* [WHAT NEEDS TO BE DONE]:
Scan the listing below. Report each line that includes "down".

* [MATERIAL PROVIDED]:
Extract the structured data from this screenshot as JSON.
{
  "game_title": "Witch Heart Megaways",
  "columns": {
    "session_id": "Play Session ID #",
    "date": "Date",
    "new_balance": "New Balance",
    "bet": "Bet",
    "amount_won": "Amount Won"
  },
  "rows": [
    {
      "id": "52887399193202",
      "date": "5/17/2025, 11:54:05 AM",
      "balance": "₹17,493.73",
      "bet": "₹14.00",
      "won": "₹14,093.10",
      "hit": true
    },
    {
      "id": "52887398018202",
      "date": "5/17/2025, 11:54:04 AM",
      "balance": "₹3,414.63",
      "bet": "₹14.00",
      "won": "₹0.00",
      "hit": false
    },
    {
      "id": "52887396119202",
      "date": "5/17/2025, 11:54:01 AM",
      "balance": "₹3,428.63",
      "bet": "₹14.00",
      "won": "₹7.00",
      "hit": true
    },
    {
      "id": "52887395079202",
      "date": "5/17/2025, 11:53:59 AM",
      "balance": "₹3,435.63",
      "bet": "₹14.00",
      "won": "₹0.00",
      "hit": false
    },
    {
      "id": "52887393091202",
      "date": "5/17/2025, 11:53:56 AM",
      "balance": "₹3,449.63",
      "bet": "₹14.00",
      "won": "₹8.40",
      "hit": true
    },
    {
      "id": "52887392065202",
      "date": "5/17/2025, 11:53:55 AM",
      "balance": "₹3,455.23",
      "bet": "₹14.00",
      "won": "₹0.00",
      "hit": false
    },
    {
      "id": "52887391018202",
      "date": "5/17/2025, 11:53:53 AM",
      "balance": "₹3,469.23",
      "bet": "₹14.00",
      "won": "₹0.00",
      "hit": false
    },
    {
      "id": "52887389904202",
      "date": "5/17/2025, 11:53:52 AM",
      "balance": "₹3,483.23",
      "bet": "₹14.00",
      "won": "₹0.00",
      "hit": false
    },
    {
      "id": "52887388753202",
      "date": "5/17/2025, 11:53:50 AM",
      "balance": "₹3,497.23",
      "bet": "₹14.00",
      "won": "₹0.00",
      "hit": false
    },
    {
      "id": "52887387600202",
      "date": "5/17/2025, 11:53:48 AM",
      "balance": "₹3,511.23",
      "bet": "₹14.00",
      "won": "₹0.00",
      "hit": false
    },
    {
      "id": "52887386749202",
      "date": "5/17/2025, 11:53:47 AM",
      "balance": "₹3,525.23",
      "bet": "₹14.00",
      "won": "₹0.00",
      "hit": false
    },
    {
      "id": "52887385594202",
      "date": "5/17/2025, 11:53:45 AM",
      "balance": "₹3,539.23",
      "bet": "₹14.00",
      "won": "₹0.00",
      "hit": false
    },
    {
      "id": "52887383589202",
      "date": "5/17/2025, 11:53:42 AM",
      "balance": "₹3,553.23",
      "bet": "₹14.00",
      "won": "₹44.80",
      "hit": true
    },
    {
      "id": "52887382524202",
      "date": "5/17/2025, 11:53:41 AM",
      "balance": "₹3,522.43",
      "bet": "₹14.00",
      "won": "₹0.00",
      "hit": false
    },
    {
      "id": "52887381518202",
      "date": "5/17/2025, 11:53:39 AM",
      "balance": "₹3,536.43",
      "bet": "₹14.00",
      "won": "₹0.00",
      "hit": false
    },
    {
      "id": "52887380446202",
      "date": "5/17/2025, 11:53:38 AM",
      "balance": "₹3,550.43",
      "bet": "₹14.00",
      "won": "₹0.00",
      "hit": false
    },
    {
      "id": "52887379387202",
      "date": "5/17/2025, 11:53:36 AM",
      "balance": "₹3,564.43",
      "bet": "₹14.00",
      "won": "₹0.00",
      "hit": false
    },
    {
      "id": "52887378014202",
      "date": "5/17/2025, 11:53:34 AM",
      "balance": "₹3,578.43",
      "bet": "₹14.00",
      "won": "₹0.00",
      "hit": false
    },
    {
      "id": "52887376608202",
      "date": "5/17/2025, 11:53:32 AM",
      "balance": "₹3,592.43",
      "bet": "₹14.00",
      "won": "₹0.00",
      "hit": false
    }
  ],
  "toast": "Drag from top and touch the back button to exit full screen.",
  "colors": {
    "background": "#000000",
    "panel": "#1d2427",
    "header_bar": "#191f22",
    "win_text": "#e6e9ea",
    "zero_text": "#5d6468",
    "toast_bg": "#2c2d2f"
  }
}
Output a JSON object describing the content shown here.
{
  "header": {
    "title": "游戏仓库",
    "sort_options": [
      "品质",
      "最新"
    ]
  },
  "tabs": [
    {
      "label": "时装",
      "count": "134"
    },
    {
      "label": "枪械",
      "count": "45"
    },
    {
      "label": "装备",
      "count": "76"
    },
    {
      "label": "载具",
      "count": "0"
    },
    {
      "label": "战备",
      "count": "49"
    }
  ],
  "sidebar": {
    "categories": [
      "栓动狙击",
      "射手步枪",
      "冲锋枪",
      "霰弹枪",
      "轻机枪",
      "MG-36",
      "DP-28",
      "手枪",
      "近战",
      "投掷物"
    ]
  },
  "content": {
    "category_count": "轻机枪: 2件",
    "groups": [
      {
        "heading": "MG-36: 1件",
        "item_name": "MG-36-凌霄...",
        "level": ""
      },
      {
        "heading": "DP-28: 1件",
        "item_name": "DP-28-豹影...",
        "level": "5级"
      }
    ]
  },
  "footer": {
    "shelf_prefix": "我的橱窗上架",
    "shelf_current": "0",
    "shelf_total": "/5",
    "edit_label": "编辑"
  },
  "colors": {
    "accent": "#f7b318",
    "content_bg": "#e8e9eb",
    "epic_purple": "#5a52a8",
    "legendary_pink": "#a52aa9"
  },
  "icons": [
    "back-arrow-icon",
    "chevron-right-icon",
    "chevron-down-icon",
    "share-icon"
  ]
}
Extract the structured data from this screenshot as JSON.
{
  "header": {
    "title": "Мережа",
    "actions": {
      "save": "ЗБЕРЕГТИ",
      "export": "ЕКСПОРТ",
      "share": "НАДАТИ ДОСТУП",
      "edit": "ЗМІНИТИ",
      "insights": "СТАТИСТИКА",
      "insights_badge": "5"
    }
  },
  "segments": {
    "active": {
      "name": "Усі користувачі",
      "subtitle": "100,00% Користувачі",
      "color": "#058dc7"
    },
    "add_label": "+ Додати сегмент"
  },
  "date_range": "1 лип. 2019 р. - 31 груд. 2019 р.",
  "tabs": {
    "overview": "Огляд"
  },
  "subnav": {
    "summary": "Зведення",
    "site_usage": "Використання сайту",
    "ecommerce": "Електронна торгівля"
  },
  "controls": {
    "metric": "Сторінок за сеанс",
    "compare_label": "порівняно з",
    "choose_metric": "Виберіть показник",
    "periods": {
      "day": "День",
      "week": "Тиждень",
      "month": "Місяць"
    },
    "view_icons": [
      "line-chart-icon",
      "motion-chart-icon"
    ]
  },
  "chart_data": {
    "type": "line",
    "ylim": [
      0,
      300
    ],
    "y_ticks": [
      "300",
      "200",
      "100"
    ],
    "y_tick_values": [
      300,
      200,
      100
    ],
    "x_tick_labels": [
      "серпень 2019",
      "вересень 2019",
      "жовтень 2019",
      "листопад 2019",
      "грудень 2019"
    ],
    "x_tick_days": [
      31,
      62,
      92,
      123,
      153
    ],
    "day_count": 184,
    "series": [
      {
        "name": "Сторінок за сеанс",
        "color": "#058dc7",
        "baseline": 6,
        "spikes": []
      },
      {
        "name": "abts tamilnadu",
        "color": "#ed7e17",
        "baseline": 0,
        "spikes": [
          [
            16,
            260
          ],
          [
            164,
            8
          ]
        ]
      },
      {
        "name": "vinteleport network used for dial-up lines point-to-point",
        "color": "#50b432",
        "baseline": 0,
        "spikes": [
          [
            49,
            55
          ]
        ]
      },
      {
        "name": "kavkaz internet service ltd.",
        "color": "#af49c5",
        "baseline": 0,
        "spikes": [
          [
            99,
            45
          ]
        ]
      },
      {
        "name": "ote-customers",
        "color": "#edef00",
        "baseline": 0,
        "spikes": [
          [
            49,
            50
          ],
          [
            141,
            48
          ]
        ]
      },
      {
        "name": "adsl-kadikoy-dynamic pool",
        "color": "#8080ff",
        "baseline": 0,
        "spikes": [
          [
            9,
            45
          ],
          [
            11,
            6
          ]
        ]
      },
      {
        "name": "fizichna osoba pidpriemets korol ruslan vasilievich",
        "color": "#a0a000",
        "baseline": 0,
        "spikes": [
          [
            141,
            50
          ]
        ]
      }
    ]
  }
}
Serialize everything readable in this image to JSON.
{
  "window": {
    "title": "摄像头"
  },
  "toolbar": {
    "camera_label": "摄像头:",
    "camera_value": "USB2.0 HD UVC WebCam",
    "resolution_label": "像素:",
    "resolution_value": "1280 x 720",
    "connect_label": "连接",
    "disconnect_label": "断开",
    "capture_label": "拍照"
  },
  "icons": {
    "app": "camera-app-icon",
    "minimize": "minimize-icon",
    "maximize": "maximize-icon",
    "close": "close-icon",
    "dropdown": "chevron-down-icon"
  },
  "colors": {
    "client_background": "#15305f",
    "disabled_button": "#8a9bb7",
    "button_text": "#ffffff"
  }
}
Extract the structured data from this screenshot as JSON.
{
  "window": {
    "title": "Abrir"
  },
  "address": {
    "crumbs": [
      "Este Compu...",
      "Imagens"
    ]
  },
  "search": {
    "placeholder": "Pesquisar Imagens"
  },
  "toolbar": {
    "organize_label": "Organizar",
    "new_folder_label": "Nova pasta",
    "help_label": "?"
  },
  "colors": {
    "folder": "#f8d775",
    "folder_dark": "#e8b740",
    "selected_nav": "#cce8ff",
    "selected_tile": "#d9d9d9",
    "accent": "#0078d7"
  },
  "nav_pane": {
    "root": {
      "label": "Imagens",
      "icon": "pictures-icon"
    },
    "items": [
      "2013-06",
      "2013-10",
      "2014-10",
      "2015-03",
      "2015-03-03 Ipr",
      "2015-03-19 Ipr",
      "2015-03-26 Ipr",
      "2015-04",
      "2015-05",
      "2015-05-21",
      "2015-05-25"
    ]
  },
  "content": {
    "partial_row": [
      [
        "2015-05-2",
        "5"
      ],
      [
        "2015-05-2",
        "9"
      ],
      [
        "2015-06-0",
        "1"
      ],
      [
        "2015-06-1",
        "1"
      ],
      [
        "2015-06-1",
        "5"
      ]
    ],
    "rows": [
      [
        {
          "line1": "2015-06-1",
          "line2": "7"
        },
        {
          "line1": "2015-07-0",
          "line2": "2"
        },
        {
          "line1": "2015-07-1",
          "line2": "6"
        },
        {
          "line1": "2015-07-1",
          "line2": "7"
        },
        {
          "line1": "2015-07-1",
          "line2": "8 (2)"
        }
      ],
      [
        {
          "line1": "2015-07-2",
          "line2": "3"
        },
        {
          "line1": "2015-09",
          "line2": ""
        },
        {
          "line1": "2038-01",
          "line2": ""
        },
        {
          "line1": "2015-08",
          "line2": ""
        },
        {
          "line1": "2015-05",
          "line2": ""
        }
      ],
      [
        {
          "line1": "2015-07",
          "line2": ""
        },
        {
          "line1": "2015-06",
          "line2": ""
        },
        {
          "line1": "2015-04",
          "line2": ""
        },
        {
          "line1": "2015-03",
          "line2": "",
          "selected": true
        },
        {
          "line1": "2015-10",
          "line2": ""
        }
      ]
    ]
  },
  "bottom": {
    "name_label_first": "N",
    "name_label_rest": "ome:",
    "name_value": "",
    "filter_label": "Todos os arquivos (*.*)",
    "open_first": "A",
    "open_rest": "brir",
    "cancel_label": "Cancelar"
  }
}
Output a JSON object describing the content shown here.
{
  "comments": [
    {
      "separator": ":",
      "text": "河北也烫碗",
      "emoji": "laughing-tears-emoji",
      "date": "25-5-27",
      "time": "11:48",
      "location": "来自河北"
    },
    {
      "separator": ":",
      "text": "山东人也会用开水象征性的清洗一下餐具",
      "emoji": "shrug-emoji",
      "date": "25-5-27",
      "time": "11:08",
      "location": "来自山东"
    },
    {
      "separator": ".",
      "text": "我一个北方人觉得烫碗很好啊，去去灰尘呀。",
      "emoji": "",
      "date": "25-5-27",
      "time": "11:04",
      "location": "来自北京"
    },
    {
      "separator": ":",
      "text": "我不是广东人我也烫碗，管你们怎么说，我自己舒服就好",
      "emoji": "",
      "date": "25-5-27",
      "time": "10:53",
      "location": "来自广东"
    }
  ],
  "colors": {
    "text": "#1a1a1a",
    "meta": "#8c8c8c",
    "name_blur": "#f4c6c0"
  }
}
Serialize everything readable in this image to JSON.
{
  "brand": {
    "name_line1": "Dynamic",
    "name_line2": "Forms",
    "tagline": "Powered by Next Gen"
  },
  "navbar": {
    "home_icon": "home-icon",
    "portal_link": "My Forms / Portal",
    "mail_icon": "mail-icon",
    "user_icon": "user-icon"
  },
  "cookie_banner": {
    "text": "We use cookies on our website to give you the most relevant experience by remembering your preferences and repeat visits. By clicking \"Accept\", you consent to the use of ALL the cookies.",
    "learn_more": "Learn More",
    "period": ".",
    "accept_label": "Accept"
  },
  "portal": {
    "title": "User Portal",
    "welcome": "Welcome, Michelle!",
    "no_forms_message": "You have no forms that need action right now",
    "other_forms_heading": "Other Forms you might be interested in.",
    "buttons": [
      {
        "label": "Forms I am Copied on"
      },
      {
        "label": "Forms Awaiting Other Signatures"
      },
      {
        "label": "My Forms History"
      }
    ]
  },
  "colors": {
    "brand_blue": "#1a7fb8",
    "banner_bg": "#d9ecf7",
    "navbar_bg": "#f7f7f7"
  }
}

* [EXPECTED ANSWER]:
    "chevron-down-icon",
    "dropdown": "chevron-down-icon"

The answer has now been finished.